**INFORMATION SHOWN:**
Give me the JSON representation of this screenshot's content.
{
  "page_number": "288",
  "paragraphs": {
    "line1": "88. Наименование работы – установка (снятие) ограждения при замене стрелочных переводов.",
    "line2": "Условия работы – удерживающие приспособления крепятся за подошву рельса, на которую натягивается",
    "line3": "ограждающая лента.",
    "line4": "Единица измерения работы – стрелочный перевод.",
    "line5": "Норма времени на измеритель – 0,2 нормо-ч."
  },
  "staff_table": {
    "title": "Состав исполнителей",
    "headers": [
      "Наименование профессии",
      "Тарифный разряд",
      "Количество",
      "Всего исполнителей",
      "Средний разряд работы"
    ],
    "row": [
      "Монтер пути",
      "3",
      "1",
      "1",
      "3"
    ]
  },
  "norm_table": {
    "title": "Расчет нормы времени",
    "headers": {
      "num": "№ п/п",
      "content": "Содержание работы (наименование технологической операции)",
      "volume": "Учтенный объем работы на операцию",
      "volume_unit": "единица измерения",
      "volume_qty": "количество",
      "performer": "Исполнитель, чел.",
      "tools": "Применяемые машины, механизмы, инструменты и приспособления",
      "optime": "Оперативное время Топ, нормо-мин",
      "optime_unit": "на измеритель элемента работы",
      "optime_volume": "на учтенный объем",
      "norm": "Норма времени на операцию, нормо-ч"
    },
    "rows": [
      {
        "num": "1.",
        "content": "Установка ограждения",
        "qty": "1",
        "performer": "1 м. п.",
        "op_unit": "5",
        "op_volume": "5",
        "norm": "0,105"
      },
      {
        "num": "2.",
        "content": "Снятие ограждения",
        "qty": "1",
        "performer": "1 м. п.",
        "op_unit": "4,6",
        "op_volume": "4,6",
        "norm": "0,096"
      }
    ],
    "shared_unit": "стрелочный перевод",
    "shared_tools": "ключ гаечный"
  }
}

**PROBLEM DESCRIPTION:** State how many lines of the listing above hold the word "объем", with nothing but the number.

**SOLUTION FOR THIS EXERCISE:** 2